Extracted data entries
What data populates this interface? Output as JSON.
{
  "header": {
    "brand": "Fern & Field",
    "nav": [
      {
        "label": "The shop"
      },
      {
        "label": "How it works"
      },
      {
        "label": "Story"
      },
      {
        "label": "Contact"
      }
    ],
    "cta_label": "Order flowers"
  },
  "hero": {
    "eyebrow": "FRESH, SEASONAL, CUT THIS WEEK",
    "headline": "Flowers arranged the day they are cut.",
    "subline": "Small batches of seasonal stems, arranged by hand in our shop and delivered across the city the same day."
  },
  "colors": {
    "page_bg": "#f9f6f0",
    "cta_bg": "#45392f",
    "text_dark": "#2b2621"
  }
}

**OBJECTIVE:** From the listing, copy every line where the string "shop" appears.

**SOLUTION FOR THIS TASK:**
        "label": "The shop"
    "subline": "Small batches of seasonal stems, arranged by hand in our shop and delivered across the city the same day."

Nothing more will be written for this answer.